» Extract
The Governor-General (the Queen’s representative) performed the swearing in ceremonies, but left it to the government to announce them. The government (or the select group who knew what was going on) chose not to say anything. So, for instance, we had a Treasurer who didn’t know that his PM was also Treasurer!
More is coming out about this incredible state of affairs all the time, but Morrison as usual is standing his ground and saying that desperate times called for desperate measures. He has apologised to his ministers for going behind their backs, but not to the Australian people for corrupting our democracy. And he’s still sitting in parliament as a backbencher.

Annotated element entries
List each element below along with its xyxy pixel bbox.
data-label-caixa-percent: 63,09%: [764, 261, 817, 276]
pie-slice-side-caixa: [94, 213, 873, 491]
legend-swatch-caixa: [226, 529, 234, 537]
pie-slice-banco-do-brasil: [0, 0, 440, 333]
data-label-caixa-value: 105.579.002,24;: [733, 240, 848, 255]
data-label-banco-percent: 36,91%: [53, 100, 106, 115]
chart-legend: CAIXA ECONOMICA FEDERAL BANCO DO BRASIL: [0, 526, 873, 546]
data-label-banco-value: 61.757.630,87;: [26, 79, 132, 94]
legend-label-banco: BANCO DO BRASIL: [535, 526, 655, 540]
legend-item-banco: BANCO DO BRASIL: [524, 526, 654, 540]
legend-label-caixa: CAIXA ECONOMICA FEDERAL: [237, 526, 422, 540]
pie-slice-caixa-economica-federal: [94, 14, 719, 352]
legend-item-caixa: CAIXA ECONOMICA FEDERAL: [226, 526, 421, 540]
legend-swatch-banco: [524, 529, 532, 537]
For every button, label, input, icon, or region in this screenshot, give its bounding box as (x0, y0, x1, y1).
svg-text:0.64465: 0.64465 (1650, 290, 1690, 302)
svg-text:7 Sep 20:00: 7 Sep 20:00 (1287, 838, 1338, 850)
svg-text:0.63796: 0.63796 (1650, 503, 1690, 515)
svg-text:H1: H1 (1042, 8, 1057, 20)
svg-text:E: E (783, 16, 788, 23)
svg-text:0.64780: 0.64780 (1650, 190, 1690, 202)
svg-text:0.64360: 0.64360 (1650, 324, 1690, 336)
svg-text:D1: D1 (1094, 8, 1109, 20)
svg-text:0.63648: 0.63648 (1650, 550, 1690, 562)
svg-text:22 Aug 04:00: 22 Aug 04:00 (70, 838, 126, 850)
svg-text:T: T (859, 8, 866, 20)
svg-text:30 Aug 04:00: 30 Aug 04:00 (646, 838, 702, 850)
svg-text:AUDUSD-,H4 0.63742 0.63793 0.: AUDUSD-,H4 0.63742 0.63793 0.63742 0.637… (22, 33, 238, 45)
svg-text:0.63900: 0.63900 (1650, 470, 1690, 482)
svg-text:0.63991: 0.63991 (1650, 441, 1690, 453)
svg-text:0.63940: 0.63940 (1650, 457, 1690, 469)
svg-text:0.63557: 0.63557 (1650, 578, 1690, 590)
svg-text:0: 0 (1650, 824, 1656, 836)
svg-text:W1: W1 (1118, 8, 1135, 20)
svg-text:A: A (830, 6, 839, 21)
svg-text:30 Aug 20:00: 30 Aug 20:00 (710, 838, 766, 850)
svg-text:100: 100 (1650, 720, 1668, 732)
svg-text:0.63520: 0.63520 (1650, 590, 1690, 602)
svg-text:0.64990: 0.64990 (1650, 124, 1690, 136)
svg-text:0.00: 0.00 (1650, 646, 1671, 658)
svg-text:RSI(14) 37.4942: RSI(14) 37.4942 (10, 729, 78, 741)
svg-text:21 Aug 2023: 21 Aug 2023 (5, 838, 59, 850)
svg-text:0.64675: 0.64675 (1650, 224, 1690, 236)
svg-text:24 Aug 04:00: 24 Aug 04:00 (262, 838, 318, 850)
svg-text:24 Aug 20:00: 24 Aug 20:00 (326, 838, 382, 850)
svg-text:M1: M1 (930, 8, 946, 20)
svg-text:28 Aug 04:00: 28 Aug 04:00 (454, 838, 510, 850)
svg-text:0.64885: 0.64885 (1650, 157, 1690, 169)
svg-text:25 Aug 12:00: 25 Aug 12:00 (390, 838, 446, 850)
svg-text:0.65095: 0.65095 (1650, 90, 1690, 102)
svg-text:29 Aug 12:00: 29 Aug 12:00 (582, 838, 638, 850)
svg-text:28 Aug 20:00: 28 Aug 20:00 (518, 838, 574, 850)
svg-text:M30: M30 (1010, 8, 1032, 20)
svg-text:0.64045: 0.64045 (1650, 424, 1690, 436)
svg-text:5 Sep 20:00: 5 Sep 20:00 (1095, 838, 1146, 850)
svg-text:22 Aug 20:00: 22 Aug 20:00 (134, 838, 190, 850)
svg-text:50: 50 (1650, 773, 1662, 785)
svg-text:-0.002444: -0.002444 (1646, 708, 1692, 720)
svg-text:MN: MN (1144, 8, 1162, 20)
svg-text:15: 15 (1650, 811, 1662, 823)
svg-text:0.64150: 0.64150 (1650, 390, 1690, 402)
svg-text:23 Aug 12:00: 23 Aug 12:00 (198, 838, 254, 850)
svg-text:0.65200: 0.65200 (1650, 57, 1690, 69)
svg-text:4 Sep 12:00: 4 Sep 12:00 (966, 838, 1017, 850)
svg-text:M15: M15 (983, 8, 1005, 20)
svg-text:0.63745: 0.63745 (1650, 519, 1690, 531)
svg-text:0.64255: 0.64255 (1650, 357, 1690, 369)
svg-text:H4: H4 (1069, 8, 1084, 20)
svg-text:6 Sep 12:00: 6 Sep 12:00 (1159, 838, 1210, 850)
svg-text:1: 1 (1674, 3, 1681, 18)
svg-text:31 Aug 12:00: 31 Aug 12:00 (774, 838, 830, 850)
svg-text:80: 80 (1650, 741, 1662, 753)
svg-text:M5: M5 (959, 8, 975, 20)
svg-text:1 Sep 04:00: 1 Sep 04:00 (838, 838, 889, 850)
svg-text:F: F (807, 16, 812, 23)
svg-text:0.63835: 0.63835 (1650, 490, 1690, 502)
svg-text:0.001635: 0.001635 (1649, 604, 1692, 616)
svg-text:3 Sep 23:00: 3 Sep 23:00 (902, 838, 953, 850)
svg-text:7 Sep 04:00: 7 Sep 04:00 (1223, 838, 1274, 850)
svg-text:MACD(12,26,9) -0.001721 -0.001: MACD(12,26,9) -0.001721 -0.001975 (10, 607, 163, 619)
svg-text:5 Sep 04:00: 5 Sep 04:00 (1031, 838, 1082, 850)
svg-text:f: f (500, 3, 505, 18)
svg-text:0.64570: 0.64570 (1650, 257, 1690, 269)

» Exercise set
(a) Count the lines of the records that contain the string "data", and state only that number.
(b) Continue the passage about Morrison's secret ministerial appointments, starting right after its last sentence.

» Results by task
(a) 4

(b)
What nobody seems to be very up in arms about with this, is that, as the Prime Minister for Resources, he overruled the actual Minister regarding an off-shore gas drilling operation. Morrison's main reason for doing so, was that the operation was off the shore of some marginal electorates the Liberals were in danger of losing to either the Greens, or similarly environmentally-minded independents... 2 of which they lost in the Federal Election anyway
"So what?" you say "Stopping a gas drilling operation was a good thing & it's good that he stopped it!" Well, yes, it's a good thing to have been stopped, but not by simply bypassing the parliamentary democratic process & giving yourself the power to overrule, or to rule over, elected members of your own Government. Just because he ("says" he) didn't use any of the powers he gave himself by usurping other ministries, doesn't make it okay... It sends a chill up my spine at the thought of that Pentecostal Prick being in charge of the departments of Health & Treasury at a time when abortion
( ... )
I wonder why the secret ministry wasn’t exposed when he overruled Keith Pitt? It’s a sobering thought that even with all the checks and balances of a democratic system, such a flagrant power grab could have gone unnoticed and unreported.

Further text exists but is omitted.